▸ **WHAT THE EXERCISE ASKS**:
Copy out each line containing "وزير" from the entries below.

Recorded data
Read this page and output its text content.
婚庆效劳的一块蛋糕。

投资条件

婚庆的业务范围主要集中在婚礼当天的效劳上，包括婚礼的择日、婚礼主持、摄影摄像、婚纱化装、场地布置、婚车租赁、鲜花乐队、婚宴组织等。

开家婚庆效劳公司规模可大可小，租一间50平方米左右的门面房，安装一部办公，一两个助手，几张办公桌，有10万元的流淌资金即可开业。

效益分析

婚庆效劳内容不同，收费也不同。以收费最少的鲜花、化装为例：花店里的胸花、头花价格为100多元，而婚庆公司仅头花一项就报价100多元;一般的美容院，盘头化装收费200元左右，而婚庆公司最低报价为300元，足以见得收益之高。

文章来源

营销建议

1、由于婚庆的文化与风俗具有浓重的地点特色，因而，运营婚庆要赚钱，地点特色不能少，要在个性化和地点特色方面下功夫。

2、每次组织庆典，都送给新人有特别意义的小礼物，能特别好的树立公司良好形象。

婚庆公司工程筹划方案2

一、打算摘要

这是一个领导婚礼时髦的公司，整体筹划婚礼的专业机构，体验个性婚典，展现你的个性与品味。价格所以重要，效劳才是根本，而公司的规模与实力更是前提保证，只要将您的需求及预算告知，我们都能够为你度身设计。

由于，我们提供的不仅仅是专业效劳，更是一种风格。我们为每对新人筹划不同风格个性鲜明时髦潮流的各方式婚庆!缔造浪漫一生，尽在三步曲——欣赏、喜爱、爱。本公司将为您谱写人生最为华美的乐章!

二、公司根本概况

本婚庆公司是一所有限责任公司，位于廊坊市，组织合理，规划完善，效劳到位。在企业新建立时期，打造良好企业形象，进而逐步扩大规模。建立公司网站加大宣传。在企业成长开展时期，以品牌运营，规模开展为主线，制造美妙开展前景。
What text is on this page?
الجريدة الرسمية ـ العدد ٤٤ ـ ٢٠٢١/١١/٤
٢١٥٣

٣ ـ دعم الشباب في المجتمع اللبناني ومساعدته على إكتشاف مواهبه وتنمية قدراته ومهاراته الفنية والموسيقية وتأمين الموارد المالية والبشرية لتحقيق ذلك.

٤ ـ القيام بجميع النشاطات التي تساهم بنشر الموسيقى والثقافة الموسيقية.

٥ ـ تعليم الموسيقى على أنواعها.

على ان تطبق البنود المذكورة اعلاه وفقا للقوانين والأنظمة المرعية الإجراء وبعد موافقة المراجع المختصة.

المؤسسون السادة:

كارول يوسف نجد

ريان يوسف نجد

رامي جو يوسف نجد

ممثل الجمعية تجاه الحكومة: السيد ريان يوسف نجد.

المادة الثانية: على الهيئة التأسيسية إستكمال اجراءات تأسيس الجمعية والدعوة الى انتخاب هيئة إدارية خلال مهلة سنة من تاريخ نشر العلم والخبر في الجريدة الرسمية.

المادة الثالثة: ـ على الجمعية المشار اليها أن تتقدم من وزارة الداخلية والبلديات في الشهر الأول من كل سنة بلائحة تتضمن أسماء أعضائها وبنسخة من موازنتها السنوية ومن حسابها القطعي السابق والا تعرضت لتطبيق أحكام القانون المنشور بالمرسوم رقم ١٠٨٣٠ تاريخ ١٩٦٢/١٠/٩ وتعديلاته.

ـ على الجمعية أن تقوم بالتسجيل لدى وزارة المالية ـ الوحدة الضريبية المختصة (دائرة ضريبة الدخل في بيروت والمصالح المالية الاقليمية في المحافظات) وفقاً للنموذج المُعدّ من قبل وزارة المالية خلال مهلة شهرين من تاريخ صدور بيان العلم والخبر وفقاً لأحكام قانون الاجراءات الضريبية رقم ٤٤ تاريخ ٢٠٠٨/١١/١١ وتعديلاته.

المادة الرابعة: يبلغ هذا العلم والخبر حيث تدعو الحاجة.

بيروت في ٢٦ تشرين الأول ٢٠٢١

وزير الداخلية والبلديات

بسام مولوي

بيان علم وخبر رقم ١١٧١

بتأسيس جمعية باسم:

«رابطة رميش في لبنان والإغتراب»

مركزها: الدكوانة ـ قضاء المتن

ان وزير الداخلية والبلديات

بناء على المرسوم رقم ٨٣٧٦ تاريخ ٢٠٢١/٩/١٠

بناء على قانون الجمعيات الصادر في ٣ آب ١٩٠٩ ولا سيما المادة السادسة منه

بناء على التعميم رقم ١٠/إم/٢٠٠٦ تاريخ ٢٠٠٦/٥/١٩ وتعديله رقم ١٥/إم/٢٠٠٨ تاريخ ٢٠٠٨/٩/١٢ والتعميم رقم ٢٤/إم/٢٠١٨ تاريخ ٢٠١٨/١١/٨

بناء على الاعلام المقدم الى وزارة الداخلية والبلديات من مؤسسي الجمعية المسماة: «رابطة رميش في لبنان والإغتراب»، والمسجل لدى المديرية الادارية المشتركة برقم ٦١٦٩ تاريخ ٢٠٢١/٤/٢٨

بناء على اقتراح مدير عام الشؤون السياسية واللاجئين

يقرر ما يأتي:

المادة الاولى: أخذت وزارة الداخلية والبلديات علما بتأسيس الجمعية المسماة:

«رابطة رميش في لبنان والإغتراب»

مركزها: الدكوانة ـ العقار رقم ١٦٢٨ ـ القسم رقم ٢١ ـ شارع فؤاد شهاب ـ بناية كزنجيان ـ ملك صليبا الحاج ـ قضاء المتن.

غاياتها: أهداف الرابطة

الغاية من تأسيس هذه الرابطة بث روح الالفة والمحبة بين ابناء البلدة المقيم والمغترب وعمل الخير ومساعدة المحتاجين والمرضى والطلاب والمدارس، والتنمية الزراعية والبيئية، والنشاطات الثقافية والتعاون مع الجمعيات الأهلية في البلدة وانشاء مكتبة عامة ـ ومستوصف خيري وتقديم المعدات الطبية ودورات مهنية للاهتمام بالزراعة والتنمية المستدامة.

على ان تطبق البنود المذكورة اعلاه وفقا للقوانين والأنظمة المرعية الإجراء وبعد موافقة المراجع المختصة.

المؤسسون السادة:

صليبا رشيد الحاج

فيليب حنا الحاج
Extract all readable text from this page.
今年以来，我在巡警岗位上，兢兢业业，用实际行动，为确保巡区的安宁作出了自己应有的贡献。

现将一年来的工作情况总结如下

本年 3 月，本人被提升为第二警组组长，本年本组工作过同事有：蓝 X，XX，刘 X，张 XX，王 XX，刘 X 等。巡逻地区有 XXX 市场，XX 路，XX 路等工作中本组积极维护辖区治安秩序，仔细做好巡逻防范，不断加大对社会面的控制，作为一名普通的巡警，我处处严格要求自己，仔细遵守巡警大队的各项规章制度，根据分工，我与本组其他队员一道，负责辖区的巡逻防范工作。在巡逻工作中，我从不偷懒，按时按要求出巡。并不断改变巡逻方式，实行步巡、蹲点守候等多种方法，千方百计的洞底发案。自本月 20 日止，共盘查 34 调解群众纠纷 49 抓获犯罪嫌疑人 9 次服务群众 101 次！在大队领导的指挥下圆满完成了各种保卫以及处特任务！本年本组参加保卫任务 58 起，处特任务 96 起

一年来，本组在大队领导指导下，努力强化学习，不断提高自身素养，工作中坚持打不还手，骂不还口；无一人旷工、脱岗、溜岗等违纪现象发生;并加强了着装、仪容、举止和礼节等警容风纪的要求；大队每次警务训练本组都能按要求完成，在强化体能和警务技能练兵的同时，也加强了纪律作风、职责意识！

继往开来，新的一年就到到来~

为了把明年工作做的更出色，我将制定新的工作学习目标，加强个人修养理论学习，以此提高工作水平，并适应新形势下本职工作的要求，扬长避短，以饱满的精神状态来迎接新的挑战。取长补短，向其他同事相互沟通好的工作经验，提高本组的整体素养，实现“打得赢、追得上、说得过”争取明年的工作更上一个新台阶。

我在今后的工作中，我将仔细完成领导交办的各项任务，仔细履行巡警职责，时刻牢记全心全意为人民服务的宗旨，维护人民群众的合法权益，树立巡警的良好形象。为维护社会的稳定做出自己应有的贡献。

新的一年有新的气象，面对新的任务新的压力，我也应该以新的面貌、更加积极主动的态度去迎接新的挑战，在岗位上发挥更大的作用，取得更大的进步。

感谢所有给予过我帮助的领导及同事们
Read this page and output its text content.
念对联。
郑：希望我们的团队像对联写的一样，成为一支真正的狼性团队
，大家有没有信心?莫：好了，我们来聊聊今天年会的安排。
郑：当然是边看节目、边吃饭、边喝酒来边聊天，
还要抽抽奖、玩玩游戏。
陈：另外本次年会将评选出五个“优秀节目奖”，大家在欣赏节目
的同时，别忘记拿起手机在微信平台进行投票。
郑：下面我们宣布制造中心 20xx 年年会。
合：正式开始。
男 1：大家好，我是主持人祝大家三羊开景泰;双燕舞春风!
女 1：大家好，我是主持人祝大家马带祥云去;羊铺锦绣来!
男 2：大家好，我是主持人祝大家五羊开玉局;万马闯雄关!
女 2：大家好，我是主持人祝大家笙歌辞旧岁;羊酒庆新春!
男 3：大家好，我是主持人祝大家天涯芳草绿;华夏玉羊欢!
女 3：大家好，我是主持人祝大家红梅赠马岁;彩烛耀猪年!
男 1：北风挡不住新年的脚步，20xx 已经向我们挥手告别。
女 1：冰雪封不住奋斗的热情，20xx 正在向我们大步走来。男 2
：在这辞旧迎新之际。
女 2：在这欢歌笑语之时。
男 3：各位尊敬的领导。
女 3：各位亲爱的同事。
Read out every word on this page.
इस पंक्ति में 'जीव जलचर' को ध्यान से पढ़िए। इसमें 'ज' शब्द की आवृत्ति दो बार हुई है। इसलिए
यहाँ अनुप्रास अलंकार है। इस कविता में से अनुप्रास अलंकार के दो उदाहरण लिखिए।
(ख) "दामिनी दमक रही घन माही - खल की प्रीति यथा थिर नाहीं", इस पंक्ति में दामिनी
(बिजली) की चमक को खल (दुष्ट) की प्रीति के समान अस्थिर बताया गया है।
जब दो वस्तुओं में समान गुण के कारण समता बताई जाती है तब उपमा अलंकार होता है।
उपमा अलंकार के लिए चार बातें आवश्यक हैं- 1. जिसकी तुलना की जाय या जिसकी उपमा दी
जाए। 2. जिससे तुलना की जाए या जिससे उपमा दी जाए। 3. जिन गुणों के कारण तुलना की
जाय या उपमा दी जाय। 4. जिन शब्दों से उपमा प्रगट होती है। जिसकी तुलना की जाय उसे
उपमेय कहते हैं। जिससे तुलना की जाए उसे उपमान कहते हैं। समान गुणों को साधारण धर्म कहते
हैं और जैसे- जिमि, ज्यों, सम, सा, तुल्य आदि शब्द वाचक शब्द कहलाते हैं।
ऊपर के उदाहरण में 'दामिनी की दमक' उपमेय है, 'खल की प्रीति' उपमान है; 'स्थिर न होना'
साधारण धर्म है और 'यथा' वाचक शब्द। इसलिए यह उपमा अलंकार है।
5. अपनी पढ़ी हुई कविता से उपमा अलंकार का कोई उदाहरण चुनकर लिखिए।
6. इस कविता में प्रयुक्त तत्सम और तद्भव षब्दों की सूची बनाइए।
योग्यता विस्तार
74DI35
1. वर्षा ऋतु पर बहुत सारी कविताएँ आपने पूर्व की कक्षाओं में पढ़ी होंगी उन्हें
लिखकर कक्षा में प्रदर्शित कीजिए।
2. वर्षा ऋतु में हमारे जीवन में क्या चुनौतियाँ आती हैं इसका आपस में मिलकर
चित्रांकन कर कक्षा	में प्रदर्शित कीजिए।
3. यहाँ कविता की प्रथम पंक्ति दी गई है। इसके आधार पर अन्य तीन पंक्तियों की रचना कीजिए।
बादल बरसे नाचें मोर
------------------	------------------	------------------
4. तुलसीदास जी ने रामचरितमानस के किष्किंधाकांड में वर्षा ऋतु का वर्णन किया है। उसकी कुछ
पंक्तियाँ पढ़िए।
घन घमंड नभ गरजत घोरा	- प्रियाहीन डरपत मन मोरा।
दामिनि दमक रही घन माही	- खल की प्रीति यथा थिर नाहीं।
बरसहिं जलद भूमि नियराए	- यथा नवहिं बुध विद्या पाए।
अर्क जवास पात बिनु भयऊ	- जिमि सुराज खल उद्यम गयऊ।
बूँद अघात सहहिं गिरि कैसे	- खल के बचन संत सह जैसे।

▸ **THE OUTPUT**:
وزير الداخلية والبلديات
ان وزير الداخلية والبلديات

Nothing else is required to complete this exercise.